* [Sağlanan metin]:
· · · · ·

'Telekomda Türk modeline geçmeliyiz'

Düzenleyen:
'Telekomda Türk modeline geçmeliyiz'

Ekonomi Haberleri

Telekom sektöründe mevcut imtiyaz süreleri ile mobil için verilmiş lisans süreleri arasında vade uyumsuzluğu bulunduğunu belirten Türk Telekom CEO’su Dr. Paul Doany, meselenin çözümü hâlinde yatırımların artacağını ve sektörün uçuşa geçeceğini söyledi

Fikret Çengel

Türk Telekom CEO’su Paul Doany, imtiyaz ve lisans-lama konusundaki belirsizliğin telekom sektörü ve yatırımlar konusunda belirsizliklere sebep olduğunu söyledi. Türk Telekom için sabitte imtiyaz süresinin 2023, mobilde ise 2G’de 2026, 3G ve 4G ise 2029 yılında dolduğunu hatırlatan Doany, AB ve Amerika’da farklı sistemlerin kullanıldığını ve önemli bir tıkanmanın yaşandığını kaydetti. Doany “AB’de lisans sistemi geçerli iken, altyapı lisans sahibi şirkete ait oluyor ve lisans yenilenmezse bu altyapı kamunun yararlanamayacağı hâle geliyor. Dolayısıyla altyapıyı yapmış şirketin tasarrufunda kalıyor. ABD ve Kanada ise imtiyaza dayalı ancak çerçevesi çok daha serbest olan bir sistem uyguluyor. Bu iki ülkede şirketlere imtiyaz veriliyor ya da belli şartları sağlamaları operatör olarak faaliyet edebilmek için yeterli kılınıyor. Türkiye ise her ikisinden farklı olarak sabitte imtiyaz sistemi ve mobilde lisans sistemi uygulanıyor. Bu imtiyaz sistemi sayesinde altyapı için yapılan tüm yatırımlar imtiyaz süresi sonunda kamuya ait oluyor. Şu anda Türkiye’de mevcut imtiyaz süreleri ile mobil için verilmiş lisans süreleri arasında bir vade uyumsuzluğu var. Dünya da bu konuda daha verimli bir sistem arayışı içinde. Avrupa’da şirketler imtiyaza dönmek istiyorlar çünkü lisans bazlı sistemin sektörü ve yatırımları büyütemediğini fark etmiş durumdalar. Türkiye ise kendi yapısına ve kendi ihtiyacına uygun bir çözüm bulmalı” diye konuştu.

"Türk yapısına geçilmeli"

· · · · ·

* [Çıkarılan veriler]:

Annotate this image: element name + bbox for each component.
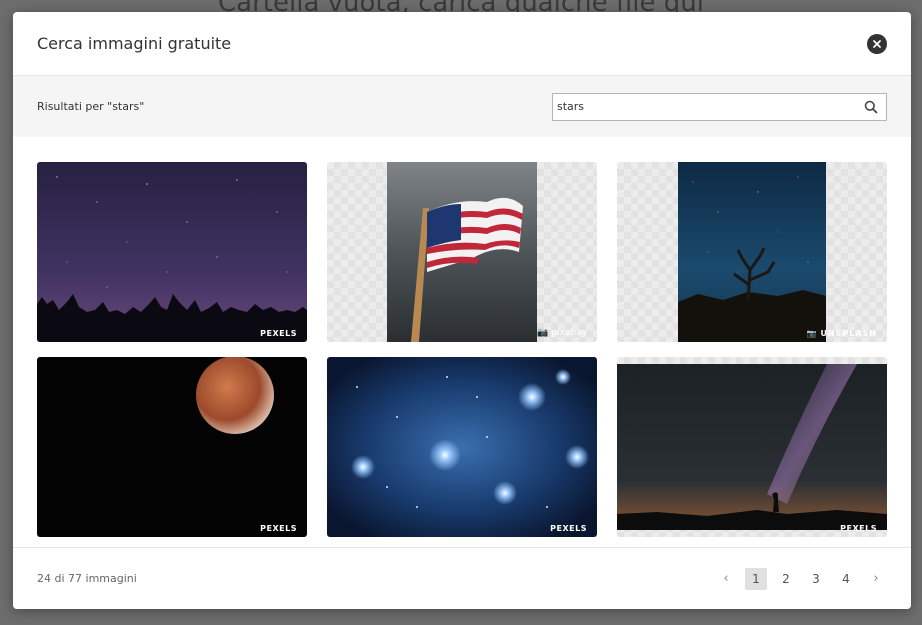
results-label: Risultati per "stars" xyxy=(37,100,145,113)
result-count: 24 di 77 immagini xyxy=(37,572,137,585)
pagination: ‹ 1 2 3 4 › xyxy=(715,567,887,590)
page-button-3[interactable]: 3 xyxy=(805,568,827,590)
search-input[interactable] xyxy=(557,100,864,113)
image-card[interactable]: PEXELS xyxy=(37,162,307,342)
prev-page-button[interactable]: ‹ xyxy=(715,568,737,590)
source-badge: 📷 UNSPLASH xyxy=(806,329,877,338)
image-grid: PEXELS 📷 pixabay 📷 UNSPLASH PEXELS PEXEL… xyxy=(37,162,887,537)
source-badge: PEXELS xyxy=(550,524,587,533)
source-badge: 📷 pixabay xyxy=(537,328,587,338)
search-icon[interactable] xyxy=(864,100,878,114)
image-thumbnail xyxy=(387,162,537,342)
source-badge: PEXELS xyxy=(260,329,297,338)
image-card[interactable]: 📷 pixabay xyxy=(327,162,597,342)
modal-footer: 24 di 77 immagini ‹ 1 2 3 4 › xyxy=(13,547,911,609)
image-card[interactable]: PEXELS xyxy=(327,357,597,537)
camera-icon: 📷 xyxy=(806,329,818,338)
page-button-2[interactable]: 2 xyxy=(775,568,797,590)
search-bar: Risultati per "stars" xyxy=(13,76,911,137)
free-images-modal: Cerca immagini gratuite Risultati per "s… xyxy=(13,12,911,609)
image-thumbnail xyxy=(37,162,307,342)
image-thumbnail xyxy=(678,162,826,342)
close-circle-icon xyxy=(873,39,881,48)
next-page-button[interactable]: › xyxy=(865,568,887,590)
image-thumbnail xyxy=(617,364,887,530)
image-card[interactable]: 📷 UNSPLASH xyxy=(617,162,887,342)
image-card[interactable]: PEXELS xyxy=(37,357,307,537)
page-button-4[interactable]: 4 xyxy=(835,568,857,590)
source-badge: PEXELS xyxy=(840,524,877,533)
search-box[interactable] xyxy=(552,92,887,121)
page-button-1[interactable]: 1 xyxy=(745,567,767,590)
close-button[interactable] xyxy=(867,33,887,54)
image-thumbnail xyxy=(37,357,307,537)
image-thumbnail xyxy=(327,357,597,537)
source-badge: PEXELS xyxy=(260,524,297,533)
camera-icon: 📷 xyxy=(537,328,549,338)
image-card[interactable]: PEXELS xyxy=(617,357,887,537)
modal-header: Cerca immagini gratuite xyxy=(13,12,911,76)
modal-title: Cerca immagini gratuite xyxy=(37,34,232,53)
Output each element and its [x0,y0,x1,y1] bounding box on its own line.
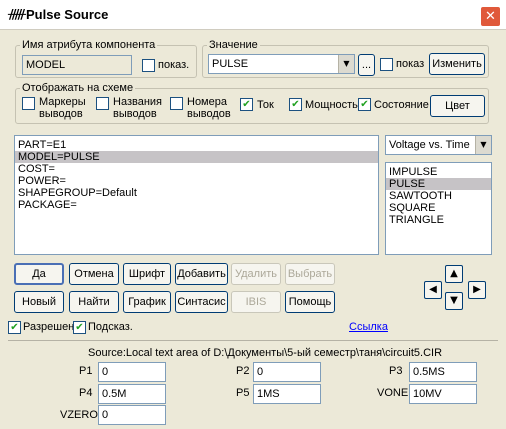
vone-field[interactable]: 10MV [409,384,477,404]
p5-field[interactable]: 1MS [253,384,321,404]
p4-label: P4 [79,387,93,399]
power-label: Мощность [305,99,358,111]
attribute-show-label: показ. [158,59,190,71]
power-checkbox[interactable]: ✔ [289,98,302,111]
list-item[interactable]: COST= [15,163,378,175]
value-dropdown[interactable]: PULSE [208,54,355,74]
p5-label: P5 [236,387,250,399]
link-reference[interactable]: Ссылка [349,321,388,333]
chevron-down-icon[interactable]: ▼ [475,136,491,154]
syntax-button[interactable]: Синтасис [175,291,228,313]
p4-field[interactable]: 0.5M [98,384,166,404]
vzero-field[interactable]: 0 [98,405,166,425]
p2-label: P2 [236,365,250,377]
move-up-icon[interactable]: ▲ [445,265,463,283]
waveform-item[interactable]: TRIANGLE [386,214,491,226]
waveform-item[interactable]: SQUARE [386,202,491,214]
pin-numbers-label: Номера выводов [187,96,231,120]
separator [8,340,498,341]
display-group-label: Отображать на схеме [20,82,136,94]
vzero-label: VZERO [60,409,98,421]
move-left-icon[interactable]: ◀ [424,281,442,299]
enabled-checkbox[interactable]: ✔ [8,321,21,334]
p2-field[interactable]: 0 [253,362,321,382]
attribute-name-group-label: Имя атрибута компонента [20,39,158,51]
pin-numbers-checkbox[interactable] [170,97,183,110]
pin-names-label: Названия выводов [113,96,162,120]
value-dropdown-text: PULSE [212,58,249,70]
vone-label: VONE [377,387,409,399]
enabled-label: Разрешен [23,321,75,333]
list-item-selected[interactable]: MODEL=PULSE [15,151,378,163]
list-item[interactable]: SHAPEGROUP=Default [15,187,378,199]
component-icon: ᚏ [8,7,26,22]
plot-type-text: Voltage vs. Time [389,139,470,151]
change-button[interactable]: Изменить [429,53,485,75]
close-button[interactable]: ✕ [480,6,501,27]
window-title: Pulse Source [26,7,109,22]
pin-markers-label: Маркеры выводов [39,96,86,120]
list-item[interactable]: PART=E1 [15,139,378,151]
select-button[interactable]: Выбрать [285,263,335,285]
move-down-icon[interactable]: ▼ [445,292,463,310]
add-button[interactable]: Добавить [175,263,228,285]
p3-field[interactable]: 0.5MS [409,362,477,382]
help-button[interactable]: Помощь [285,291,335,313]
value-group-label: Значение [207,39,260,51]
browse-button[interactable]: ... [358,54,375,76]
waveform-item[interactable]: IMPULSE [386,166,491,178]
attribute-name-field[interactable]: MODEL [22,55,132,75]
p1-label: P1 [79,365,93,377]
new-button[interactable]: Новый [14,291,64,313]
p1-field[interactable]: 0 [98,362,166,382]
current-label: Ток [257,99,274,111]
hints-label: Подсказ. [88,321,133,333]
waveform-list[interactable]: IMPULSE PULSE SAWTOOTH SQUARE TRIANGLE [385,162,492,255]
waveform-item[interactable]: SAWTOOTH [386,190,491,202]
cancel-button[interactable]: Отмена [69,263,119,285]
ok-button[interactable]: Да [14,263,64,285]
pin-names-checkbox[interactable] [96,97,109,110]
current-checkbox[interactable]: ✔ [240,98,253,111]
pulse-source-dialog: ᚏ Pulse Source ✕ Имя атрибута компонента… [0,0,506,429]
plot-button[interactable]: График [123,291,171,313]
chevron-down-icon[interactable]: ▼ [338,55,354,73]
source-text: Source:Local text area of D:\Документы\5… [88,347,443,359]
move-right-icon[interactable]: ▶ [468,281,486,299]
p3-label: P3 [389,365,403,377]
attributes-list[interactable]: PART=E1 MODEL=PULSE COST= POWER= SHAPEGR… [14,135,379,255]
color-button[interactable]: Цвет [430,95,485,117]
title-bar[interactable]: ᚏ Pulse Source ✕ [0,0,506,30]
pin-markers-checkbox[interactable] [22,97,35,110]
list-item[interactable]: PACKAGE= [15,199,378,211]
ibis-button[interactable]: IBIS [231,291,281,313]
state-label: Состояние [374,99,429,111]
font-button[interactable]: Шрифт [123,263,171,285]
value-show-checkbox[interactable] [380,58,393,71]
list-item[interactable]: POWER= [15,175,378,187]
hints-checkbox[interactable]: ✔ [73,321,86,334]
state-checkbox[interactable]: ✔ [358,98,371,111]
waveform-item-selected[interactable]: PULSE [386,178,491,190]
attribute-show-checkbox[interactable] [142,59,155,72]
delete-button[interactable]: Удалить [231,263,281,285]
find-button[interactable]: Найти [69,291,119,313]
value-show-label: показ [396,58,425,70]
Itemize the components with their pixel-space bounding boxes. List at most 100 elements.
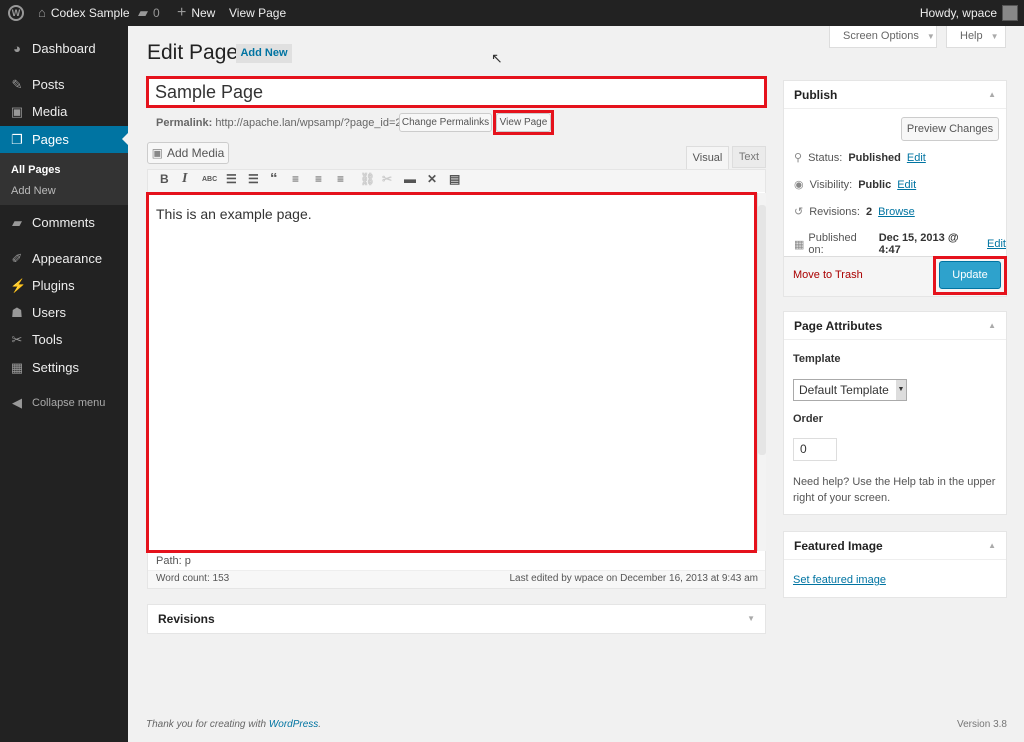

· · · · ·

* [Görev]: Telekomda imtiyaz ve lisans süreleri üzerine olan haberi kaldığı yerden sürdürün. Öğeler metinden bağımsız, ayrı bir malzemedir.

* [Yanıt]:
Doany, Türkiye’ye özgün bir modele geçilebileceğini belirterek sözlerine şöyle devam etti: Biz Türk Telekom olarak düzenleyici kurumlara sabitte imtiyazların devam etmesi ve mobilde de sabitteki gibi imtiyaz sisteminin benimsenmesini öneriyoruz. Bu şekilde kamu menfaatinin en yüksek seviyede olacağını düşünüyoruz. Zira imtiyazlar sayesinde işletmecinin yaptığı tüm altyapı yatırımları aslında kamuya ait olacak ve imtiyaz süresi sona erdiğinde düzenleyici kurumlar o işletmeci ile çalışmaya devam etmek istemez ise yapılan yatırımlar boşa gitmemiş, kamu yararına kullanılmaya devam eder hâle gelmiş olacak. Ayrıca, olduğu hâliyle yani imtiyaz sisteminde kalınmasına karar verilirse sektör için bir belirsizlik de ortadan kalkmış ve sektörün geleceğine, aynı zamanda Türkiye’nin dijital geleceğine yapılacak yatırımlar daha sürdürebilir olacak ve bu ülkedeki öngörülebilirlik Avrupa’dan bile daha iyi bir seviyeye gelecek.

Bu imtiyaz konusunun en geç 2 yıl içinde çözüleceğini belirten Doany “Tamamen imtiyaza geçilmesi konusunda önümüzde bir engel yok, zorluklar var ama yönetilebilir. Ancak tamamen lisansa geçilmesi son derece karmaşık, öngörülebilirliği düşük ve lisans süresi sonunda altyapının kamuya geçmiyor olması, lisans sahibinde kalıyor olması kamu yararı açısından riskli” dedi. 

"2 milyon net abone kazandık"

2017’nin 9 ayında yüzde 12 büyüdüklerini açıklayan Dr. Paul Doany, 9 ayda 1 milyar 249 milyon TL net kâr elde edildiğini, Eylül 2016-Eylül 2017 arasındaki 12 aylık dönemde 2 milyon net yeni abone kazandıklarını açıkladı. Doany, bunun 2008’deki halka arzdan bu yana en yüksek abone kazanımı olduğunu söyledi.

"Ortaklık yapısı bizim konumuz değil"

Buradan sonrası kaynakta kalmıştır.